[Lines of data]

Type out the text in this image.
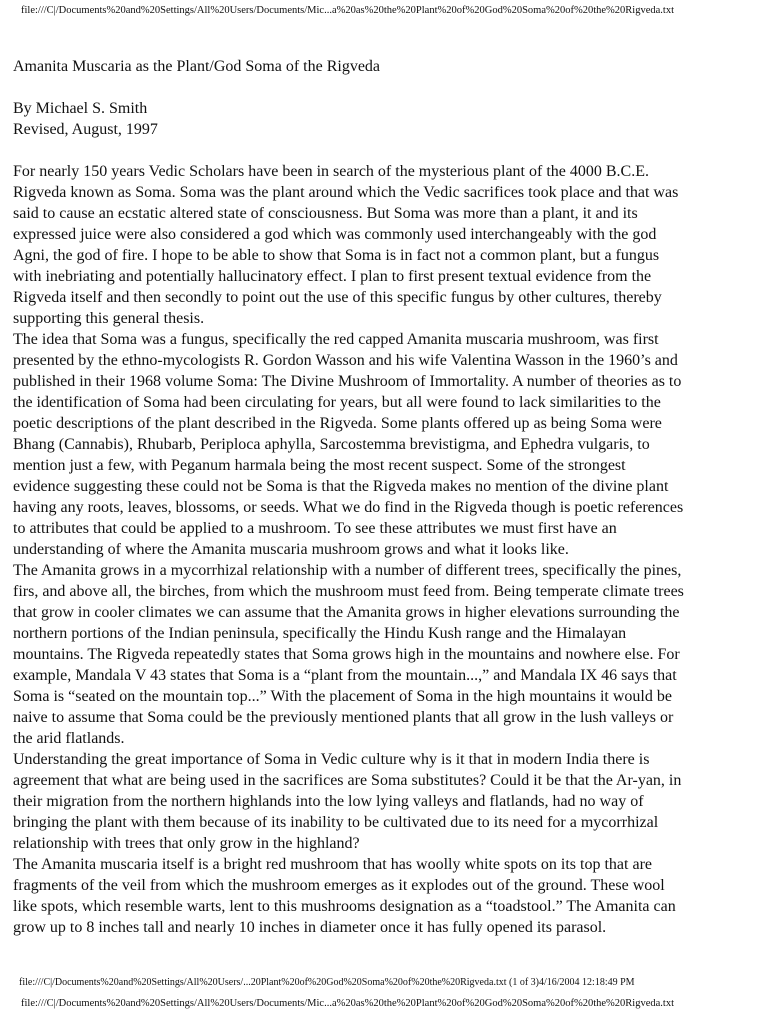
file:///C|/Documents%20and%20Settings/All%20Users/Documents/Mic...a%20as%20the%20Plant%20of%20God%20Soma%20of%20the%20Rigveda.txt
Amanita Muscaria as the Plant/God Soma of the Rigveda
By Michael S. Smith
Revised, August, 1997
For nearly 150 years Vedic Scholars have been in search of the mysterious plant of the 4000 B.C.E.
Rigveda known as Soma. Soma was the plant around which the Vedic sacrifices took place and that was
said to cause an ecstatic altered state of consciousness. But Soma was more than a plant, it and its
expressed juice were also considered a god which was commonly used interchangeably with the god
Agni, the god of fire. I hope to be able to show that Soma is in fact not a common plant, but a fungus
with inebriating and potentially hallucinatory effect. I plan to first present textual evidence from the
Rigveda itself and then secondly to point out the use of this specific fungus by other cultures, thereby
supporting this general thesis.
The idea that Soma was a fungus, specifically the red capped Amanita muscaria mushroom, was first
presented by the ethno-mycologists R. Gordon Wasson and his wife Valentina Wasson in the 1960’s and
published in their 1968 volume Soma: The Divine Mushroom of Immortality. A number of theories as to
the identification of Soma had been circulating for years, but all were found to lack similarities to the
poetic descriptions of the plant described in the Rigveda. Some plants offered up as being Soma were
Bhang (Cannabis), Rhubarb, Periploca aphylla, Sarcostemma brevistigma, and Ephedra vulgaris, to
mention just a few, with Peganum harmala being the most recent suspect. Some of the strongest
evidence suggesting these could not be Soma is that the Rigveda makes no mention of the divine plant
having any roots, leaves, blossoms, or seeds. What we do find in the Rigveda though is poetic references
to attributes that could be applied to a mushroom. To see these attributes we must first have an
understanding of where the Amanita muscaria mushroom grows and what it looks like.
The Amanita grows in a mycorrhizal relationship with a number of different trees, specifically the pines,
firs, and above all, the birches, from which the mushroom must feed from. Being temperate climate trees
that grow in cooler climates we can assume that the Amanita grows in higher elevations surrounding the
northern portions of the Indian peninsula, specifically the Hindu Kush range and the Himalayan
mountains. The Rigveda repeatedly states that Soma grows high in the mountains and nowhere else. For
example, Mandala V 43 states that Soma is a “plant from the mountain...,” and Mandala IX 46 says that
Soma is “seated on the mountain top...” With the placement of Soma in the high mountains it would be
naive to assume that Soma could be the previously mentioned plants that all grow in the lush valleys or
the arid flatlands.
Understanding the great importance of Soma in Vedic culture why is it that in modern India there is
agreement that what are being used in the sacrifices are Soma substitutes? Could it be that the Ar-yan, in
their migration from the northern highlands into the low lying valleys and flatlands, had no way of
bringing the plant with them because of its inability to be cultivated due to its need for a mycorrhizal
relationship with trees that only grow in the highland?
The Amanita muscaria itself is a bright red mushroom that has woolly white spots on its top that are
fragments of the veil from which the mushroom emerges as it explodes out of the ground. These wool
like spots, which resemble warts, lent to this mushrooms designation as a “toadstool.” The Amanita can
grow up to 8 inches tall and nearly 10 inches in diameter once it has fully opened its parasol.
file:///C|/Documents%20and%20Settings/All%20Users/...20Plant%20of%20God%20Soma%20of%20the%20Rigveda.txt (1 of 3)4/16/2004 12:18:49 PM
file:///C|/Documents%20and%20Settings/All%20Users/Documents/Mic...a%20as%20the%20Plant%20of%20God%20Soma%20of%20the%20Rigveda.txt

Exercise: Restate the whole listing above exactly, except for its images.

Answer to this task:
Type out the text in this image.
file:///C|/Documents%20and%20Settings/All%20Users/Documents/Mic...a%20as%20the%20Plant%20of%20God%20Soma%20of%20the%20Rigveda.txt
Amanita Muscaria as the Plant/God Soma of the Rigveda
By Michael S. Smith
Revised, August, 1997
For nearly 150 years Vedic Scholars have been in search of the mysterious plant of the 4000 B.C.E.
Rigveda known as Soma. Soma was the plant around which the Vedic sacrifices took place and that was
said to cause an ecstatic altered state of consciousness. But Soma was more than a plant, it and its
expressed juice were also considered a god which was commonly used interchangeably with the god
Agni, the god of fire. I hope to be able to show that Soma is in fact not a common plant, but a fungus
with inebriating and potentially hallucinatory effect. I plan to first present textual evidence from the
Rigveda itself and then secondly to point out the use of this specific fungus by other cultures, thereby
supporting this general thesis.
The idea that Soma was a fungus, specifically the red capped Amanita muscaria mushroom, was first
presented by the ethno-mycologists R. Gordon Wasson and his wife Valentina Wasson in the 1960’s and
published in their 1968 volume Soma: The Divine Mushroom of Immortality. A number of theories as to
the identification of Soma had been circulating for years, but all were found to lack similarities to the
poetic descriptions of the plant described in the Rigveda. Some plants offered up as being Soma were
Bhang (Cannabis), Rhubarb, Periploca aphylla, Sarcostemma brevistigma, and Ephedra vulgaris, to
mention just a few, with Peganum harmala being the most recent suspect. Some of the strongest
evidence suggesting these could not be Soma is that the Rigveda makes no mention of the divine plant
having any roots, leaves, blossoms, or seeds. What we do find in the Rigveda though is poetic references
to attributes that could be applied to a mushroom. To see these attributes we must first have an
understanding of where the Amanita muscaria mushroom grows and what it looks like.
The Amanita grows in a mycorrhizal relationship with a number of different trees, specifically the pines,
firs, and above all, the birches, from which the mushroom must feed from. Being temperate climate trees
that grow in cooler climates we can assume that the Amanita grows in higher elevations surrounding the
northern portions of the Indian peninsula, specifically the Hindu Kush range and the Himalayan
mountains. The Rigveda repeatedly states that Soma grows high in the mountains and nowhere else. For
example, Mandala V 43 states that Soma is a “plant from the mountain...,” and Mandala IX 46 says that
Soma is “seated on the mountain top...” With the placement of Soma in the high mountains it would be
naive to assume that Soma could be the previously mentioned plants that all grow in the lush valleys or
the arid flatlands.
Understanding the great importance of Soma in Vedic culture why is it that in modern India there is
agreement that what are being used in the sacrifices are Soma substitutes? Could it be that the Ar-yan, in
their migration from the northern highlands into the low lying valleys and flatlands, had no way of
bringing the plant with them because of its inability to be cultivated due to its need for a mycorrhizal
relationship with trees that only grow in the highland?
The Amanita muscaria itself is a bright red mushroom that has woolly white spots on its top that are
fragments of the veil from which the mushroom emerges as it explodes out of the ground. These wool
like spots, which resemble warts, lent to this mushrooms designation as a “toadstool.” The Amanita can
grow up to 8 inches tall and nearly 10 inches in diameter once it has fully opened its parasol.
file:///C|/Documents%20and%20Settings/All%20Users/...20Plant%20of%20God%20Soma%20of%20the%20Rigveda.txt (1 of 3)4/16/2004 12:18:49 PM
file:///C|/Documents%20and%20Settings/All%20Users/Documents/Mic...a%20as%20the%20Plant%20of%20God%20Soma%20of%20the%20Rigveda.txt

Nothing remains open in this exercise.